GIVEN REQUEST >> Read the material below and tally how many lines hold the word "extra", giving the number and nothing else.

EXERCISE INPUTS >>
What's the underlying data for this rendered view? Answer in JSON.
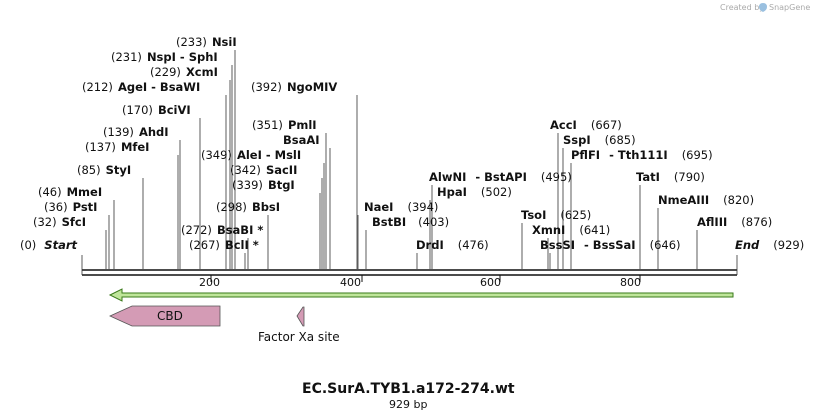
{
  "credit": {
    "prefix": "Created by",
    "brand": "SnapGene"
  },
  "plasmid": {
    "name": "EC.SurA.TYB1.a172-274.wt",
    "size_label": "929 bp",
    "length": 929
  },
  "axis_ticks": [
    {
      "pos": 200,
      "label": "200"
    },
    {
      "pos": 400,
      "label": "400"
    },
    {
      "pos": 600,
      "label": "600"
    },
    {
      "pos": 800,
      "label": "800"
    }
  ],
  "ends": {
    "start": {
      "num": "(0)",
      "name": "Start"
    },
    "end": {
      "name": "End",
      "num": "(929)"
    }
  },
  "sites_left": [
    {
      "num": "(32)",
      "name": "SfcI"
    },
    {
      "num": "(36)",
      "name": "PstI"
    },
    {
      "num": "(46)",
      "name": "MmeI"
    },
    {
      "num": "(85)",
      "name": "StyI"
    },
    {
      "num": "(137)",
      "name": "MfeI"
    },
    {
      "num": "(139)",
      "name": "AhdI"
    },
    {
      "num": "(170)",
      "name": "BciVI"
    },
    {
      "num": "(212)",
      "name": "AgeI",
      "extra": " - BsaWI"
    },
    {
      "num": "(229)",
      "name": "XcmI"
    },
    {
      "num": "(231)",
      "name": "NspI",
      "extra": " - SphI"
    },
    {
      "num": "(233)",
      "name": "NsiI"
    },
    {
      "num": "(267)",
      "name": "BclI *"
    },
    {
      "num": "(272)",
      "name": "BsaBI *"
    },
    {
      "num": "(298)",
      "name": "BbsI"
    },
    {
      "num": "(339)",
      "name": "BtgI"
    },
    {
      "num": "(342)",
      "name": "SacII"
    },
    {
      "num": "(349)",
      "name": "AleI",
      "extra": " - MslI"
    },
    {
      "num": "(351)",
      "name": "PmlI"
    },
    {
      "num": "(392)",
      "name": "NgoMIV"
    },
    {
      "num": "",
      "name": "BsaAI"
    }
  ],
  "sites_right": [
    {
      "name": "NaeI",
      "num": "(394)"
    },
    {
      "name": "BstBI",
      "num": "(403)"
    },
    {
      "name": "DrdI",
      "num": "(476)"
    },
    {
      "name": "HpaI",
      "num": "(502)"
    },
    {
      "name": "AlwNI",
      "extra": " - BstAPI",
      "num": "(495)"
    },
    {
      "name": "TsoI",
      "num": "(625)"
    },
    {
      "name": "XmnI",
      "num": "(641)"
    },
    {
      "name": "BssSI",
      "extra": " - BssSaI",
      "num": "(646)"
    },
    {
      "name": "AccI",
      "num": "(667)"
    },
    {
      "name": "SspI",
      "num": "(685)"
    },
    {
      "name": "PflFI",
      "extra": " - Tth111I",
      "num": "(695)"
    },
    {
      "name": "TatI",
      "num": "(790)"
    },
    {
      "name": "NmeAIII",
      "num": "(820)"
    },
    {
      "name": "AflIII",
      "num": "(876)"
    }
  ],
  "features": [
    {
      "name": "CBD",
      "start": 40,
      "end": 200,
      "direction": "reverse",
      "color": "#d49bb5"
    },
    {
      "name": "Factor Xa site",
      "start": 305,
      "end": 316,
      "direction": "reverse",
      "color": "#d49bb5"
    }
  ],
  "orf": {
    "start": 40,
    "end": 929,
    "direction": "reverse",
    "color": "#bfe59a",
    "stroke": "#3a7a1a"
  }
}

IN RESPONSE >> 6